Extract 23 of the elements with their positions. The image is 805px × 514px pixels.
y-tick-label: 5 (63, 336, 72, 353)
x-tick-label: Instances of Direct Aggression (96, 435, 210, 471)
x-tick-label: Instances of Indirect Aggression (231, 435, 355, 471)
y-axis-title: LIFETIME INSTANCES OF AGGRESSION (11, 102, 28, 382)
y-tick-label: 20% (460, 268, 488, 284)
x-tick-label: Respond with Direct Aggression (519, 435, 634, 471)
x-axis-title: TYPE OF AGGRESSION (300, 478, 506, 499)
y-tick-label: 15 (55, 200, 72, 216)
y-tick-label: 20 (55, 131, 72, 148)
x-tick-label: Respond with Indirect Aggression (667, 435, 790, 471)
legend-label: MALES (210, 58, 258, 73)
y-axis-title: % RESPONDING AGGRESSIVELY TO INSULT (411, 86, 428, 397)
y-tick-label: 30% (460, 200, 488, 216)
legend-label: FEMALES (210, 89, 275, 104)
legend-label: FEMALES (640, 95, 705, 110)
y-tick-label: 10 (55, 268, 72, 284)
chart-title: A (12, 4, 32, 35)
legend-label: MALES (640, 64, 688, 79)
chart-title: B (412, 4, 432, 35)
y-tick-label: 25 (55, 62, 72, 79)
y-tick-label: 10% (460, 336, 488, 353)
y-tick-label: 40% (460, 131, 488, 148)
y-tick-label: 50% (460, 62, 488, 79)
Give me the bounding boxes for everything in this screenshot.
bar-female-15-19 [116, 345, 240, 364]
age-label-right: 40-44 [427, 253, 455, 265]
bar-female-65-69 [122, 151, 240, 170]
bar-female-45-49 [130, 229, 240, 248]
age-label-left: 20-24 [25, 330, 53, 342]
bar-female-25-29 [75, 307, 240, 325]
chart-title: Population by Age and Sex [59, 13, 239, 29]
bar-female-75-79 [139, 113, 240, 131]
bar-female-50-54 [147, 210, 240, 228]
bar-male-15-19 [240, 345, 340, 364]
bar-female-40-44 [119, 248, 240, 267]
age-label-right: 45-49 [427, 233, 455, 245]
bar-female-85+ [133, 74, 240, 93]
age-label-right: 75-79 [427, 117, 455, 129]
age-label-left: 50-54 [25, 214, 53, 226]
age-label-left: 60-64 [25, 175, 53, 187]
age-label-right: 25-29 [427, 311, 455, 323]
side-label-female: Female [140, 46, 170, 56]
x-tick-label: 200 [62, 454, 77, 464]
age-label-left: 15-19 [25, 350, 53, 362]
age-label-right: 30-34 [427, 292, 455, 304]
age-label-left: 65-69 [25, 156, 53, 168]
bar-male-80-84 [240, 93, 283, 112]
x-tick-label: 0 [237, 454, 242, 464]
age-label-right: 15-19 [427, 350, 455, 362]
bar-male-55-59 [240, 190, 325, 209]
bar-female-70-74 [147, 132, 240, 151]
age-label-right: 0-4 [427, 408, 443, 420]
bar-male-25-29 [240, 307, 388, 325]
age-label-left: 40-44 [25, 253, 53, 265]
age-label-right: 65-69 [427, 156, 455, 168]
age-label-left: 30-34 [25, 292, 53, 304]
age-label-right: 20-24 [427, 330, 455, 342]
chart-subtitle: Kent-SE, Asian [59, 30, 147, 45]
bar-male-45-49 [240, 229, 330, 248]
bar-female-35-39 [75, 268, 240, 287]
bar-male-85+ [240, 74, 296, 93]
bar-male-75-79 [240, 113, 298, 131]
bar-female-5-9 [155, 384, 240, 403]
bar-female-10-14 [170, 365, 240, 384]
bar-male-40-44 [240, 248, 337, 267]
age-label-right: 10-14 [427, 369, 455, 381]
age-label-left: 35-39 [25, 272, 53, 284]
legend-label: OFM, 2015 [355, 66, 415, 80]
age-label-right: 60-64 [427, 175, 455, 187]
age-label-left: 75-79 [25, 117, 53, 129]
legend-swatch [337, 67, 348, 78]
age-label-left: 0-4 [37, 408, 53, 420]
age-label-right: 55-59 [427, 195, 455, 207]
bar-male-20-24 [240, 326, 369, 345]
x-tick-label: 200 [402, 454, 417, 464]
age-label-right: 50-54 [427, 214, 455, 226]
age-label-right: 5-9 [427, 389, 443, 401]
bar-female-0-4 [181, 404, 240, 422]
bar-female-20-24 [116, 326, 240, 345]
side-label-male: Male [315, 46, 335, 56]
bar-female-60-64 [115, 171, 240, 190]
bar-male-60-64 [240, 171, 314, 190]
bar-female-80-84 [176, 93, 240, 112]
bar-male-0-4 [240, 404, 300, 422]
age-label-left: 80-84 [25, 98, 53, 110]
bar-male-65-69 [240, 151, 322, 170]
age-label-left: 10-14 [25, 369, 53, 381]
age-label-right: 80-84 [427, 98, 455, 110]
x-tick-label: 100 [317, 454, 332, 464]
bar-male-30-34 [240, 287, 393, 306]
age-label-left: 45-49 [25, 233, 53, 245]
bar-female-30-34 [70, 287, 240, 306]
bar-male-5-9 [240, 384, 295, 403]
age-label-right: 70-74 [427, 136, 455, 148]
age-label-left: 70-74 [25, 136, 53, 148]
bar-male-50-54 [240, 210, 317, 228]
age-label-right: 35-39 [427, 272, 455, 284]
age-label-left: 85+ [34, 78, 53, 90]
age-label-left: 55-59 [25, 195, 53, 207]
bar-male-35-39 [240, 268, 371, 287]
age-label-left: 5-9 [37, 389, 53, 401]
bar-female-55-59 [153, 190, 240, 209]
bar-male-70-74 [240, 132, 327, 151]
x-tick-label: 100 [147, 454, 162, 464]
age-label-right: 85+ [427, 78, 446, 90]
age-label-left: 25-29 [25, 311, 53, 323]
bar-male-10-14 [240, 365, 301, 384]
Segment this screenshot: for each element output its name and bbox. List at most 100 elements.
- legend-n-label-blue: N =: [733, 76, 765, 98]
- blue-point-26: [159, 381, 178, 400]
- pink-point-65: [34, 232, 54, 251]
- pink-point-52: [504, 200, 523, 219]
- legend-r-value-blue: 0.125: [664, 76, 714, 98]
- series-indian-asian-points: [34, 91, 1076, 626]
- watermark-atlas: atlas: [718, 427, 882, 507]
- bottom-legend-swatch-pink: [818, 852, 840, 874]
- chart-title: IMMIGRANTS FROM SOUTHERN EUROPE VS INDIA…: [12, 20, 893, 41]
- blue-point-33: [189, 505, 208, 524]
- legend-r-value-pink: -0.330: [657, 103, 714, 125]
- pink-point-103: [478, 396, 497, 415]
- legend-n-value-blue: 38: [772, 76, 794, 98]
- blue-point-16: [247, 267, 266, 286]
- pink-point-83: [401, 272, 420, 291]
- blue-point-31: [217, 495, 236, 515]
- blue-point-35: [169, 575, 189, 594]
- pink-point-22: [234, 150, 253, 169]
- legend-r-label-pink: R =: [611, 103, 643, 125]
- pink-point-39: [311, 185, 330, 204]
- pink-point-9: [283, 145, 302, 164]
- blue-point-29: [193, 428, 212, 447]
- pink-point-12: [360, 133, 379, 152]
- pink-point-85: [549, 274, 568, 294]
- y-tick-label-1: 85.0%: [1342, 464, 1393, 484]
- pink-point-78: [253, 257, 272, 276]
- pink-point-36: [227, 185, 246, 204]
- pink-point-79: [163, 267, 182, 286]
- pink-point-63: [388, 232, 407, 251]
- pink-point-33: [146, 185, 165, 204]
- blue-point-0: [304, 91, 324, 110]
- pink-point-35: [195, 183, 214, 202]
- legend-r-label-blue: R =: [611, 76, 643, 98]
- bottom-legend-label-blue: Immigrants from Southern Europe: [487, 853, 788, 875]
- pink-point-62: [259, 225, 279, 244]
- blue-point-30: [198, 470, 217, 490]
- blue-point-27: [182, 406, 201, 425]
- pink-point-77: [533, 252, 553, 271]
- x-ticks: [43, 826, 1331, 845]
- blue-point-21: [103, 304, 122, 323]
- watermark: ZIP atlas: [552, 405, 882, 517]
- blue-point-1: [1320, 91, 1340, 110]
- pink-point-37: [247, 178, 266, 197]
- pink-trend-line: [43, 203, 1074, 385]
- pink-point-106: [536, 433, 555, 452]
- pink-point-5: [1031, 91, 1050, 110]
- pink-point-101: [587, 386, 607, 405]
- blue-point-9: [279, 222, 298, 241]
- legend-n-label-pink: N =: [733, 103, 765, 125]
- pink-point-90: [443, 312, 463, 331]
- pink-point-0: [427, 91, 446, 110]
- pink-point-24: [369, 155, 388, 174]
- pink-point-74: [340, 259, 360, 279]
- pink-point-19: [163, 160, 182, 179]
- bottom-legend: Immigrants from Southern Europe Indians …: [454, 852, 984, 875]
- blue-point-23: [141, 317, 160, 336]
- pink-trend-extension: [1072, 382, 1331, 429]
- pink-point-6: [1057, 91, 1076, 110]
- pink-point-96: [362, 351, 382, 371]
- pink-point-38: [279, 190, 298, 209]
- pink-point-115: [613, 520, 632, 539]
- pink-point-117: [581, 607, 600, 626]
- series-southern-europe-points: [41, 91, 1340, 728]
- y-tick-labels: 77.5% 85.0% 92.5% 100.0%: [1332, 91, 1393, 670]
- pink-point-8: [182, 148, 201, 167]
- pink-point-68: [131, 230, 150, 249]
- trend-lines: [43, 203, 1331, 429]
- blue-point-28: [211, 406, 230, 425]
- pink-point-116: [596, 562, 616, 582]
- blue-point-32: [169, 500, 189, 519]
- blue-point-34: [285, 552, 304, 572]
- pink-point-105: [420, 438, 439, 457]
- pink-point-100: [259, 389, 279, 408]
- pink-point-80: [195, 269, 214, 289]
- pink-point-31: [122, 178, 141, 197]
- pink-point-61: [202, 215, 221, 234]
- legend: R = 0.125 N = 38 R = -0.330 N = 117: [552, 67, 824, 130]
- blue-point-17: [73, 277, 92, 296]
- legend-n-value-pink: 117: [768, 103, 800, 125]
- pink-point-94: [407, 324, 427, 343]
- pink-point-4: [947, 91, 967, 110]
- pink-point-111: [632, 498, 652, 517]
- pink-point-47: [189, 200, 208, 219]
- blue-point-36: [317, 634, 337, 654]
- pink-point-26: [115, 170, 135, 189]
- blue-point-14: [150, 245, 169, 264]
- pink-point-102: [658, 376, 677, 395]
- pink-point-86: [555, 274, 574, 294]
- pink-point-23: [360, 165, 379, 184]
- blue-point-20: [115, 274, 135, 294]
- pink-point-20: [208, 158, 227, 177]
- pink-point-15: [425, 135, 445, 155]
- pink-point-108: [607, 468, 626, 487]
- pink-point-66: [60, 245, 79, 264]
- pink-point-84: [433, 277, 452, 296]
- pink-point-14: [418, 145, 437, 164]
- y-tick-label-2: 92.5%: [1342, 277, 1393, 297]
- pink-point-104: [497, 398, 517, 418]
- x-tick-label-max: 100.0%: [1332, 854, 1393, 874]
============================================================
_THE REQUEST_:
Write out the data above from its first line through the line containing "bar-female-70-74 [147, 132, 240, 151]", both included, with every line reproduced unchanged.

_FULL SOLUTION_:
Extract 23 of the elements with their positions. The image is 805px × 514px pixels.
y-tick-label: 5 (63, 336, 72, 353)
x-tick-label: Instances of Direct Aggression (96, 435, 210, 471)
x-tick-label: Instances of Indirect Aggression (231, 435, 355, 471)
y-axis-title: LIFETIME INSTANCES OF AGGRESSION (11, 102, 28, 382)
y-tick-label: 20% (460, 268, 488, 284)
x-tick-label: Respond with Direct Aggression (519, 435, 634, 471)
x-axis-title: TYPE OF AGGRESSION (300, 478, 506, 499)
y-tick-label: 15 (55, 200, 72, 216)
y-tick-label: 20 (55, 131, 72, 148)
x-tick-label: Respond with Indirect Aggression (667, 435, 790, 471)
legend-label: MALES (210, 58, 258, 73)
y-axis-title: % RESPONDING AGGRESSIVELY TO INSULT (411, 86, 428, 397)
y-tick-label: 30% (460, 200, 488, 216)
legend-label: FEMALES (210, 89, 275, 104)
legend-label: FEMALES (640, 95, 705, 110)
y-tick-label: 10 (55, 268, 72, 284)
chart-title: A (12, 4, 32, 35)
legend-label: MALES (640, 64, 688, 79)
chart-title: B (412, 4, 432, 35)
y-tick-label: 25 (55, 62, 72, 79)
y-tick-label: 10% (460, 336, 488, 353)
y-tick-label: 40% (460, 131, 488, 148)
y-tick-label: 50% (460, 62, 488, 79)
Give me the bounding boxes for everything in this screenshot.
bar-female-15-19 [116, 345, 240, 364]
age-label-right: 40-44 [427, 253, 455, 265]
bar-female-65-69 [122, 151, 240, 170]
bar-female-45-49 [130, 229, 240, 248]
age-label-left: 20-24 [25, 330, 53, 342]
bar-female-25-29 [75, 307, 240, 325]
chart-title: Population by Age and Sex [59, 13, 239, 29]
bar-female-75-79 [139, 113, 240, 131]
bar-female-50-54 [147, 210, 240, 228]
bar-male-15-19 [240, 345, 340, 364]
bar-female-40-44 [119, 248, 240, 267]
age-label-right: 45-49 [427, 233, 455, 245]
bar-female-85+ [133, 74, 240, 93]
age-label-right: 75-79 [427, 117, 455, 129]
age-label-left: 50-54 [25, 214, 53, 226]
age-label-left: 60-64 [25, 175, 53, 187]
age-label-right: 25-29 [427, 311, 455, 323]
side-label-female: Female [140, 46, 170, 56]
x-tick-label: 200 [62, 454, 77, 464]
age-label-left: 15-19 [25, 350, 53, 362]
age-label-right: 30-34 [427, 292, 455, 304]
age-label-left: 65-69 [25, 156, 53, 168]
bar-male-80-84 [240, 93, 283, 112]
x-tick-label: 0 [237, 454, 242, 464]
age-label-right: 15-19 [427, 350, 455, 362]
bar-male-55-59 [240, 190, 325, 209]
bar-female-70-74 [147, 132, 240, 151]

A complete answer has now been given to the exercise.